→ **Exercise objective**: Each entry below is to be extracted exactly.

***** Given information

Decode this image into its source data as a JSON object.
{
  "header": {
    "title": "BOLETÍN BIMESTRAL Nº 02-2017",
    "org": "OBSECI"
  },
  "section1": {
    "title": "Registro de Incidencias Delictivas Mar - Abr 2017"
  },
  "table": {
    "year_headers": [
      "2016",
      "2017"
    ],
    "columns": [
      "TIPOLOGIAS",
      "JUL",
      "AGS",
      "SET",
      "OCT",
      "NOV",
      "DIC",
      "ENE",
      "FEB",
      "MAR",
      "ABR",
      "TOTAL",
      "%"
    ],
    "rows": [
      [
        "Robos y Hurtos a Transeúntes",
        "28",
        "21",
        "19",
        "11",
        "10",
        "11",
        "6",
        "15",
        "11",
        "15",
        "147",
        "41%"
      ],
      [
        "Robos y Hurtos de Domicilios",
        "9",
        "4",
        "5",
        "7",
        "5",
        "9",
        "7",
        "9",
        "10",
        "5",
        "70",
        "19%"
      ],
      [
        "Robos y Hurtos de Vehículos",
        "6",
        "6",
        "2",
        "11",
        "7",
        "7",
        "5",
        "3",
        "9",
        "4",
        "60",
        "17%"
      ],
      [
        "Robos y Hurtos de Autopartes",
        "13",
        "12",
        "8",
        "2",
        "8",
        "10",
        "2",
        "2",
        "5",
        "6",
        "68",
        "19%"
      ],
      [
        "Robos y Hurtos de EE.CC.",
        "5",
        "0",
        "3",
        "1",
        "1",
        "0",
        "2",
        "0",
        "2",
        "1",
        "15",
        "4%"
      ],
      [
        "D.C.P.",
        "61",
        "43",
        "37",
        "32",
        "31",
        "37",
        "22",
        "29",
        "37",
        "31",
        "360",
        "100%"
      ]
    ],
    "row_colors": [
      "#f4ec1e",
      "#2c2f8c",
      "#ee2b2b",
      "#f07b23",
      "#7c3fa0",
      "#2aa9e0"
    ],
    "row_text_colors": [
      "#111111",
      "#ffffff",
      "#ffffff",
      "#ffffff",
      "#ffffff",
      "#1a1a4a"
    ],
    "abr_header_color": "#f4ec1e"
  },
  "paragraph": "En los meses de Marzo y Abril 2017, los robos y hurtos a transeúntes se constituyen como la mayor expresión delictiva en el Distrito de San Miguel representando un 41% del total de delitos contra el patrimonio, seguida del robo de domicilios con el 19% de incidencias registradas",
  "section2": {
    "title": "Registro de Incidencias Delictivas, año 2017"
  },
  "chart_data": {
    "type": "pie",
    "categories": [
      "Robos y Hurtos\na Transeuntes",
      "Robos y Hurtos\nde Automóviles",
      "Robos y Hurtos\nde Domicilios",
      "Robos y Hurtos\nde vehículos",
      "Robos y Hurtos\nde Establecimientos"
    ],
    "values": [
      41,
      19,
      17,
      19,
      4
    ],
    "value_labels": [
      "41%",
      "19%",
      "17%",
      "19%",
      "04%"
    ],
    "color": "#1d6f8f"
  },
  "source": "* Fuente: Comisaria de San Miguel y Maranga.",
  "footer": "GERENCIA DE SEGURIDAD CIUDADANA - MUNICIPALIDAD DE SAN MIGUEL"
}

**********

→ **Exercise response**:
Decode this image into its source data as a JSON object.
{
  "header": {
    "title": "BOLETÍN BIMESTRAL Nº 02-2017",
    "org": "OBSECI"
  },
  "section1": {
    "title": "Registro de Incidencias Delictivas Mar - Abr 2017"
  },
  "table": {
    "year_headers": [
      "2016",
      "2017"
    ],
    "columns": [
      "TIPOLOGIAS",
      "JUL",
      "AGS",
      "SET",
      "OCT",
      "NOV",
      "DIC",
      "ENE",
      "FEB",
      "MAR",
      "ABR",
      "TOTAL",
      "%"
    ],
    "rows": [
      [
        "Robos y Hurtos a Transeúntes",
        "28",
        "21",
        "19",
        "11",
        "10",
        "11",
        "6",
        "15",
        "11",
        "15",
        "147",
        "41%"
      ],
      [
        "Robos y Hurtos de Domicilios",
        "9",
        "4",
        "5",
        "7",
        "5",
        "9",
        "7",
        "9",
        "10",
        "5",
        "70",
        "19%"
      ],
      [
        "Robos y Hurtos de Vehículos",
        "6",
        "6",
        "2",
        "11",
        "7",
        "7",
        "5",
        "3",
        "9",
        "4",
        "60",
        "17%"
      ],
      [
        "Robos y Hurtos de Autopartes",
        "13",
        "12",
        "8",
        "2",
        "8",
        "10",
        "2",
        "2",
        "5",
        "6",
        "68",
        "19%"
      ],
      [
        "Robos y Hurtos de EE.CC.",
        "5",
        "0",
        "3",
        "1",
        "1",
        "0",
        "2",
        "0",
        "2",
        "1",
        "15",
        "4%"
      ],
      [
        "D.C.P.",
        "61",
        "43",
        "37",
        "32",
        "31",
        "37",
        "22",
        "29",
        "37",
        "31",
        "360",
        "100%"
      ]
    ],
    "row_colors": [
      "#f4ec1e",
      "#2c2f8c",
      "#ee2b2b",
      "#f07b23",
      "#7c3fa0",
      "#2aa9e0"
    ],
    "row_text_colors": [
      "#111111",
      "#ffffff",
      "#ffffff",
      "#ffffff",
      "#ffffff",
      "#1a1a4a"
    ],
    "abr_header_color": "#f4ec1e"
  },
  "paragraph": "En los meses de Marzo y Abril 2017, los robos y hurtos a transeúntes se constituyen como la mayor expresión delictiva en el Distrito de San Miguel representando un 41% del total de delitos contra el patrimonio, seguida del robo de domicilios con el 19% de incidencias registradas",
  "section2": {
    "title": "Registro de Incidencias Delictivas, año 2017"
  },
  "chart_data": {
    "type": "pie",
    "categories": [
      "Robos y Hurtos\na Transeuntes",
      "Robos y Hurtos\nde Automóviles",
      "Robos y Hurtos\nde Domicilios",
      "Robos y Hurtos\nde vehículos",
      "Robos y Hurtos\nde Establecimientos"
    ],
    "values": [
      41,
      19,
      17,
      19,
      4
    ],
    "value_labels": [
      "41%",
      "19%",
      "17%",
      "19%",
      "04%"
    ],
    "color": "#1d6f8f"
  },
  "source": "* Fuente: Comisaria de San Miguel y Maranga.",
  "footer": "GERENCIA DE SEGURIDAD CIUDADANA - MUNICIPALIDAD DE SAN MIGUEL"
}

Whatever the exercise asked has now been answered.